DIRECTIVE:
Your task is to quote the material that follows, in full and exactly.

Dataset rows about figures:
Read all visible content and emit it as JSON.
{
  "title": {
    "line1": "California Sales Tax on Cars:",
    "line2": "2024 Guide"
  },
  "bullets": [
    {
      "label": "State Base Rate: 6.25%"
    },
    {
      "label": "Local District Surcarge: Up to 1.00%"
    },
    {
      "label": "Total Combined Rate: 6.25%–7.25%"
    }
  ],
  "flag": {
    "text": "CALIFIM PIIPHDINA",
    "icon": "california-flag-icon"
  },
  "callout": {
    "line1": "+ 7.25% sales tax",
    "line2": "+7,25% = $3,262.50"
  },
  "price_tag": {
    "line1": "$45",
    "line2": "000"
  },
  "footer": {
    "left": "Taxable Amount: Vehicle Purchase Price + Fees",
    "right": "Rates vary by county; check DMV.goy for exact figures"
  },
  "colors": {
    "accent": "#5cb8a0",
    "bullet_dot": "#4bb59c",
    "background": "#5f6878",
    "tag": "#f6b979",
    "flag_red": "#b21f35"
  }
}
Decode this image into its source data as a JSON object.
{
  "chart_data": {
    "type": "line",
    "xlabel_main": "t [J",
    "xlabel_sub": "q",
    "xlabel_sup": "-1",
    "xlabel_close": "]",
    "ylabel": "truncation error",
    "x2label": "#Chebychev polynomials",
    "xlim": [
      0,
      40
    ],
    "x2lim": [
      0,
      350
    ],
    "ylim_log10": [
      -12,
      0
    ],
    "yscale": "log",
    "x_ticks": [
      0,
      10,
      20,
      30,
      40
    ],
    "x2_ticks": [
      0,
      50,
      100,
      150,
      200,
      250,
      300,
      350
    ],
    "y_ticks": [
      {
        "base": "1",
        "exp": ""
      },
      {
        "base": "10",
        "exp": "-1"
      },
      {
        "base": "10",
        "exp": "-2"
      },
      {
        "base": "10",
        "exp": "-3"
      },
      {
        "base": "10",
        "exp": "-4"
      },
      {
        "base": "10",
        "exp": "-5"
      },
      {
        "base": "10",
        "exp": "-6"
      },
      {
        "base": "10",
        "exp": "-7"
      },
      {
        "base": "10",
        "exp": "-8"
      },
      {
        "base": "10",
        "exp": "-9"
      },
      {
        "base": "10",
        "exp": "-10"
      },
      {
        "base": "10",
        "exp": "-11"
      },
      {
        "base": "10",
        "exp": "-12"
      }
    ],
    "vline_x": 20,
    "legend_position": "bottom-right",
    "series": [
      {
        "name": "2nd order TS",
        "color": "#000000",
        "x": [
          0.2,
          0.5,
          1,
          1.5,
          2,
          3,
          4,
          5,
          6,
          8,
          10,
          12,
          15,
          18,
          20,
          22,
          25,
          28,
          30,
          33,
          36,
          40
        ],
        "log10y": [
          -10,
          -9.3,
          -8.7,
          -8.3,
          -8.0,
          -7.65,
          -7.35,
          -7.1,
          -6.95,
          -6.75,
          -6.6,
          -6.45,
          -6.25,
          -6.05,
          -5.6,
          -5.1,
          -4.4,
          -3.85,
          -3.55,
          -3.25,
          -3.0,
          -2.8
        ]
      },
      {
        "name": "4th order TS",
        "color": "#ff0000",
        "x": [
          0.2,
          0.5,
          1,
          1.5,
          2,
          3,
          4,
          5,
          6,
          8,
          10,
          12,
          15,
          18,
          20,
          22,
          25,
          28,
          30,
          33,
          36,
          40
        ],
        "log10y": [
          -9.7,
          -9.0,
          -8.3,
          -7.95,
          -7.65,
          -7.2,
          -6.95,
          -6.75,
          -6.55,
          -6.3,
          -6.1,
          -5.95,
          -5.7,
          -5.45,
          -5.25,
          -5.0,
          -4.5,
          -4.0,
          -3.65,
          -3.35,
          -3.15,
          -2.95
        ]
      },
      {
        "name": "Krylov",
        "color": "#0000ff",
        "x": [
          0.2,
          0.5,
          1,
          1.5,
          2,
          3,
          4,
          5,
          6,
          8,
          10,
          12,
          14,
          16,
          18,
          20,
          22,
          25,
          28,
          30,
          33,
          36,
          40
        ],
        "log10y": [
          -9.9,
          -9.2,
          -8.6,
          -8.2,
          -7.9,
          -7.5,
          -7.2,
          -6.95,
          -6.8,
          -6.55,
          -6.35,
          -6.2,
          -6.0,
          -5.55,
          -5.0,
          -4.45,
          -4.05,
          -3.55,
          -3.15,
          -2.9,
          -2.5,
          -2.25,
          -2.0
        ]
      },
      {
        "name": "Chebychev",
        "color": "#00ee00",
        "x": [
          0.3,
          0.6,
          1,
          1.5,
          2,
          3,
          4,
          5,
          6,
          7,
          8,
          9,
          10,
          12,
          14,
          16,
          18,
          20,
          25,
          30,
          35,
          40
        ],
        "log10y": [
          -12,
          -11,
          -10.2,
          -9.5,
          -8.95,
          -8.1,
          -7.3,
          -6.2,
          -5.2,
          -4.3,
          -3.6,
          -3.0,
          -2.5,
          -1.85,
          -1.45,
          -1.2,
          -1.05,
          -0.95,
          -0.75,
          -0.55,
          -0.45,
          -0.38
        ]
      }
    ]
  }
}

SOLUTION TO THE EXERCISE:
Read all visible content and emit it as JSON.
{
  "title": {
    "line1": "California Sales Tax on Cars:",
    "line2": "2024 Guide"
  },
  "bullets": [
    {
      "label": "State Base Rate: 6.25%"
    },
    {
      "label": "Local District Surcarge: Up to 1.00%"
    },
    {
      "label": "Total Combined Rate: 6.25%–7.25%"
    }
  ],
  "flag": {
    "text": "CALIFIM PIIPHDINA",
    "icon": "california-flag-icon"
  },
  "callout": {
    "line1": "+ 7.25% sales tax",
    "line2": "+7,25% = $3,262.50"
  },
  "price_tag": {
    "line1": "$45",
    "line2": "000"
  },
  "footer": {
    "left": "Taxable Amount: Vehicle Purchase Price + Fees",
    "right": "Rates vary by county; check DMV.goy for exact figures"
  },
  "colors": {
    "accent": "#5cb8a0",
    "bullet_dot": "#4bb59c",
    "background": "#5f6878",
    "tag": "#f6b979",
    "flag_red": "#b21f35"
  }
}
Decode this image into its source data as a JSON object.
{
  "chart_data": {
    "type": "line",
    "xlabel_main": "t [J",
    "xlabel_sub": "q",
    "xlabel_sup": "-1",
    "xlabel_close": "]",
    "ylabel": "truncation error",
    "x2label": "#Chebychev polynomials",
    "xlim": [
      0,
      40
    ],
    "x2lim": [
      0,
      350
    ],
    "ylim_log10": [
      -12,
      0
    ],
    "yscale": "log",
    "x_ticks": [
      0,
      10,
      20,
      30,
      40
    ],
    "x2_ticks": [
      0,
      50,
      100,
      150,
      200,
      250,
      300,
      350
    ],
    "y_ticks": [
      {
        "base": "1",
        "exp": ""
      },
      {
        "base": "10",
        "exp": "-1"
      },
      {
        "base": "10",
        "exp": "-2"
      },
      {
        "base": "10",
        "exp": "-3"
      },
      {
        "base": "10",
        "exp": "-4"
      },
      {
        "base": "10",
        "exp": "-5"
      },
      {
        "base": "10",
        "exp": "-6"
      },
      {
        "base": "10",
        "exp": "-7"
      },
      {
        "base": "10",
        "exp": "-8"
      },
      {
        "base": "10",
        "exp": "-9"
      },
      {
        "base": "10",
        "exp": "-10"
      },
      {
        "base": "10",
        "exp": "-11"
      },
      {
        "base": "10",
        "exp": "-12"
      }
    ],
    "vline_x": 20,
    "legend_position": "bottom-right",
    "series": [
      {
        "name": "2nd order TS",
        "color": "#000000",
        "x": [
          0.2,
          0.5,
          1,
          1.5,
          2,
          3,
          4,
          5,
          6,
          8,
          10,
          12,
          15,
          18,
          20,
          22,
          25,
          28,
          30,
          33,
          36,
          40
        ],
        "log10y": [
          -10,
          -9.3,
          -8.7,
          -8.3,
          -8.0,
          -7.65,
          -7.35,
          -7.1,
          -6.95,
          -6.75,
          -6.6,
          -6.45,
          -6.25,
          -6.05,
          -5.6,
          -5.1,
          -4.4,
          -3.85,
          -3.55,
          -3.25,
          -3.0,
          -2.8
        ]
      },
      {
        "name": "4th order TS",
        "color": "#ff0000",
        "x": [
          0.2,
          0.5,
          1,
          1.5,
          2,
          3,
          4,
          5,
          6,
          8,
          10,
          12,
          15,
          18,
          20,
          22,
          25,
          28,
          30,
          33,
          36,
          40
        ],
        "log10y": [
          -9.7,
          -9.0,
          -8.3,
          -7.95,
          -7.65,
          -7.2,
          -6.95,
          -6.75,
          -6.55,
          -6.3,
          -6.1,
          -5.95,
          -5.7,
          -5.45,
          -5.25,
          -5.0,
          -4.5,
          -4.0,
          -3.65,
          -3.35,
          -3.15,
          -2.95
        ]
      },
      {
        "name": "Krylov",
        "color": "#0000ff",
        "x": [
          0.2,
          0.5,
          1,
          1.5,
          2,
          3,
          4,
          5,
          6,
          8,
          10,
          12,
          14,
          16,
          18,
          20,
          22,
          25,
          28,
          30,
          33,
          36,
          40
        ],
        "log10y": [
          -9.9,
          -9.2,
          -8.6,
          -8.2,
          -7.9,
          -7.5,
          -7.2,
          -6.95,
          -6.8,
          -6.55,
          -6.35,
          -6.2,
          -6.0,
          -5.55,
          -5.0,
          -4.45,
          -4.05,
          -3.55,
          -3.15,
          -2.9,
          -2.5,
          -2.25,
          -2.0
        ]
      },
      {
        "name": "Chebychev",
        "color": "#00ee00",
        "x": [
          0.3,
          0.6,
          1,
          1.5,
          2,
          3,
          4,
          5,
          6,
          7,
          8,
          9,
          10,
          12,
          14,
          16,
          18,
          20,
          25,
          30,
          35,
          40
        ],
        "log10y": [
          -12,
          -11,
          -10.2,
          -9.5,
          -8.95,
          -8.1,
          -7.3,
          -6.2,
          -5.2,
          -4.3,
          -3.6,
          -3.0,
          -2.5,
          -1.85,
          -1.45,
          -1.2,
          -1.05,
          -0.95,
          -0.75,
          -0.55,
          -0.45,
          -0.38
        ]
      }
    ]
  }
}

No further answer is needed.